(Saved data entries)
----
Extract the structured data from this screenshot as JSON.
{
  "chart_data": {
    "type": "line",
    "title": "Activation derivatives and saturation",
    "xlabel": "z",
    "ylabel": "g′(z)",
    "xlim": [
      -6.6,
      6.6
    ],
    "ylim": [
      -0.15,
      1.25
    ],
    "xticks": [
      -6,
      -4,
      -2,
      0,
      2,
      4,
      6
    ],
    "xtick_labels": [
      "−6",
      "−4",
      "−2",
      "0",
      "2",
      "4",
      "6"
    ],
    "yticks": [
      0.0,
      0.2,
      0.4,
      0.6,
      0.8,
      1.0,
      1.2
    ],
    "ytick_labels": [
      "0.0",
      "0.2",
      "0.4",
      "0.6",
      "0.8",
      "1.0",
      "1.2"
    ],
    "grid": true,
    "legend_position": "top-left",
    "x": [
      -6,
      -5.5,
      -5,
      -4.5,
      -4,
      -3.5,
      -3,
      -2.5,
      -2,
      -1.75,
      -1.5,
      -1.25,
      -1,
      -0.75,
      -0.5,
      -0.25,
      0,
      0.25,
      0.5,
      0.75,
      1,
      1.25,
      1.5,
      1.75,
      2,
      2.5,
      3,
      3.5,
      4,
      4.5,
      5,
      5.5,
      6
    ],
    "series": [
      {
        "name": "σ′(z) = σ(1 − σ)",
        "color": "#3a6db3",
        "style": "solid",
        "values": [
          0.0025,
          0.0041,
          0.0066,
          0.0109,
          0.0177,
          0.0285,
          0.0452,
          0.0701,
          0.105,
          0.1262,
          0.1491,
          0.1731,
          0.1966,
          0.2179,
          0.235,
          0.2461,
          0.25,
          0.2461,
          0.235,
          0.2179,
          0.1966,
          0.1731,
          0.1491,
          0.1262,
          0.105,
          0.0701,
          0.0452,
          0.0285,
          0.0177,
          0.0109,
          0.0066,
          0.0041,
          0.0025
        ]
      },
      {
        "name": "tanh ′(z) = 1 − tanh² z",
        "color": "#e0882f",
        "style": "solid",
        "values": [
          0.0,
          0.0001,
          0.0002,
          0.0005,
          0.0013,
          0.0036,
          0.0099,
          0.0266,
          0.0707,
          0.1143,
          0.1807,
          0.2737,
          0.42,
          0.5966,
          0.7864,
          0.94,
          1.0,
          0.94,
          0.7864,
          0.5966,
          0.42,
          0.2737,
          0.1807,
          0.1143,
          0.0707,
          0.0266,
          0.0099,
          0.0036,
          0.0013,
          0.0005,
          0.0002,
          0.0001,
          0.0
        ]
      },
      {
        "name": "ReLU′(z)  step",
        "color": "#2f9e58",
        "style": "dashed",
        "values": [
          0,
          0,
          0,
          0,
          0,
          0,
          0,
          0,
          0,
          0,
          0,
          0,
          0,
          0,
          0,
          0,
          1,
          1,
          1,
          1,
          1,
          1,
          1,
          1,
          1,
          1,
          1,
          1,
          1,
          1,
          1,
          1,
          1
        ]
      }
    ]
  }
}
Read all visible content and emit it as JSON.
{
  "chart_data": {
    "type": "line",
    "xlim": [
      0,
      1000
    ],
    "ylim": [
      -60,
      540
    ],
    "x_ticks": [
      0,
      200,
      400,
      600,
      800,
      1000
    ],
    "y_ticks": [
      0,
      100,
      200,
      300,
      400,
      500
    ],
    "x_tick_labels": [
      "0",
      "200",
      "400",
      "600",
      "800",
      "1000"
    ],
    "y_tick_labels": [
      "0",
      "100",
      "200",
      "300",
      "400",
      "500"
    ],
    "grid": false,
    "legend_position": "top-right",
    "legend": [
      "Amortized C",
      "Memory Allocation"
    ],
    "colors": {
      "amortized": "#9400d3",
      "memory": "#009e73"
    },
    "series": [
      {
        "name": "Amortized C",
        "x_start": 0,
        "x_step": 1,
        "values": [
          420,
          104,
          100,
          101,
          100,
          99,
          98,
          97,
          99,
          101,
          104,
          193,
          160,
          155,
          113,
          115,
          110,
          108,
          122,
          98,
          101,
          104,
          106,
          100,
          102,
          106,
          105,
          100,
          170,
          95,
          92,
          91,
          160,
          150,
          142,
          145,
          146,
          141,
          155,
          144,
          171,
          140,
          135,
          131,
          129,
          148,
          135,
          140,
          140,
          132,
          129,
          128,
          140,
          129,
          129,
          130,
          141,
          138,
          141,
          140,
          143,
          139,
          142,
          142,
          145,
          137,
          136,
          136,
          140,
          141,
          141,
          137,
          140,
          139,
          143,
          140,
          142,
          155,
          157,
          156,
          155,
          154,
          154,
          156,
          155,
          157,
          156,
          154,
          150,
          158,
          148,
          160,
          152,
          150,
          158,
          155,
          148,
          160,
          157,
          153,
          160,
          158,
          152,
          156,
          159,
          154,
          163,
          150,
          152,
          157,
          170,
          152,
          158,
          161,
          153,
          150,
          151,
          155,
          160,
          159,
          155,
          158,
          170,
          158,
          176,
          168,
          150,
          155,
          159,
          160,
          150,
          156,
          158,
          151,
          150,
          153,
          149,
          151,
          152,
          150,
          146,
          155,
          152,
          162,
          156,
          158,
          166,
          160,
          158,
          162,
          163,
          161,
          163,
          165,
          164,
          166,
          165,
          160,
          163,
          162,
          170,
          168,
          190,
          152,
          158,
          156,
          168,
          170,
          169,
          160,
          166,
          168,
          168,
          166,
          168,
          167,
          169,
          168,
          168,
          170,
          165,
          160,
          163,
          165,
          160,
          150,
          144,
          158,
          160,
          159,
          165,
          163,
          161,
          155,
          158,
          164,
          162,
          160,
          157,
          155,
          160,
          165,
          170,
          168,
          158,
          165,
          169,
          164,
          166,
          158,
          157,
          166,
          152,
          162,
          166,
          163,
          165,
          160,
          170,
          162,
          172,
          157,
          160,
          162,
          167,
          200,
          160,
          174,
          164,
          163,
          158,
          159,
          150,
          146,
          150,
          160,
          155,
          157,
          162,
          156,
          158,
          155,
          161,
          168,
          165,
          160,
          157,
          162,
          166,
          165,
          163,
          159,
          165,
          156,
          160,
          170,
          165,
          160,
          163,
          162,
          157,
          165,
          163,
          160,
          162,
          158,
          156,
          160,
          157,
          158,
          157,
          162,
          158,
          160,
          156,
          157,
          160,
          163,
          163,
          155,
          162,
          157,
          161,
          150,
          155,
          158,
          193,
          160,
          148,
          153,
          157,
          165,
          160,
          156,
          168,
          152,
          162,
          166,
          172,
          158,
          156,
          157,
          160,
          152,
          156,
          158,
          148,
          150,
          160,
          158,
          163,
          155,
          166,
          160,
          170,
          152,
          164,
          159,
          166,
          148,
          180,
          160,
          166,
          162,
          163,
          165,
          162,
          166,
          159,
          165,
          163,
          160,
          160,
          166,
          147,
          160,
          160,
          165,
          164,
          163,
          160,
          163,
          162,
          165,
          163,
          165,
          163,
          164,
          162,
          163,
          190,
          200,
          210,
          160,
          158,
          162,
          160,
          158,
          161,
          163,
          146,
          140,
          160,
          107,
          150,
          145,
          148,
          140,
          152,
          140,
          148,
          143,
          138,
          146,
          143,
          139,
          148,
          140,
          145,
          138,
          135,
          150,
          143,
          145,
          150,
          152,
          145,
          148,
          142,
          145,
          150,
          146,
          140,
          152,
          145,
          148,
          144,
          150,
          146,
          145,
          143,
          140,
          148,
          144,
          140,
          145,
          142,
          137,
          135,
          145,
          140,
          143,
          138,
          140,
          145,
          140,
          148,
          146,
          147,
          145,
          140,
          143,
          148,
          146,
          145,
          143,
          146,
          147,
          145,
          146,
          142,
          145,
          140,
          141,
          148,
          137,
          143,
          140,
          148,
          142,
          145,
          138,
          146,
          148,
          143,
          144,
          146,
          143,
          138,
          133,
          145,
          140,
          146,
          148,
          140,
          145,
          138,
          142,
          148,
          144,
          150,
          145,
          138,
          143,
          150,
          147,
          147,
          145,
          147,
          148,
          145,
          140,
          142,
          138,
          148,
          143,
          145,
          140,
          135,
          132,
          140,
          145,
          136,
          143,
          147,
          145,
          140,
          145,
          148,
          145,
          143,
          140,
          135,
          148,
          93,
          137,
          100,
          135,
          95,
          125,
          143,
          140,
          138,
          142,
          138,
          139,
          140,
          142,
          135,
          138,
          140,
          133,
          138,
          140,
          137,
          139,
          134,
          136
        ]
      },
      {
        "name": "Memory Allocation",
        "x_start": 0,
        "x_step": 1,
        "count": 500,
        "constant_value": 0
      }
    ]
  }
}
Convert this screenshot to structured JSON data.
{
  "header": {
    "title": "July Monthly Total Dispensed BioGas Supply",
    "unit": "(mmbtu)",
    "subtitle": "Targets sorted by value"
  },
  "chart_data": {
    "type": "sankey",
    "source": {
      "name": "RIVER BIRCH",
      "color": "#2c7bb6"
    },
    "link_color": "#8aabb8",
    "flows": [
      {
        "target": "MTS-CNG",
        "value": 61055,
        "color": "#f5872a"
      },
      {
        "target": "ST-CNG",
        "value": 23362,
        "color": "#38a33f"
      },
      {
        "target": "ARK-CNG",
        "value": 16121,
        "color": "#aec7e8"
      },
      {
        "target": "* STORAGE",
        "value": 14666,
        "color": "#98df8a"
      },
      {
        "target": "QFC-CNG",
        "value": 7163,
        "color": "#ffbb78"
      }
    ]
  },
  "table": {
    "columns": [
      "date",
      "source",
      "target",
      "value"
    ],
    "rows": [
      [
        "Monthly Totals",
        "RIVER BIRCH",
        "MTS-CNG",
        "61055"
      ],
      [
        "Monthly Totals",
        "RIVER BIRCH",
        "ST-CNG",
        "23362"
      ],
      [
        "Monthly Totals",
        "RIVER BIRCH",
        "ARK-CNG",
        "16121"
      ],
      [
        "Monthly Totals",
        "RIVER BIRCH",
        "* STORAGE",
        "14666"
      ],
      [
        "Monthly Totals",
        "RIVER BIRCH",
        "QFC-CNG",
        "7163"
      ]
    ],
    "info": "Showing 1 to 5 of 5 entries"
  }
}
----
What the task asks: Copy all lines from the data that hold the word "name".

Answer to the task:
        "name": "σ′(z) = σ(1 − σ)",
        "name": "tanh ′(z) = 1 − tanh² z",
        "name": "ReLU′(z)  step",
        "name": "Amortized C",
        "name": "Memory Allocation",
      "name": "RIVER BIRCH",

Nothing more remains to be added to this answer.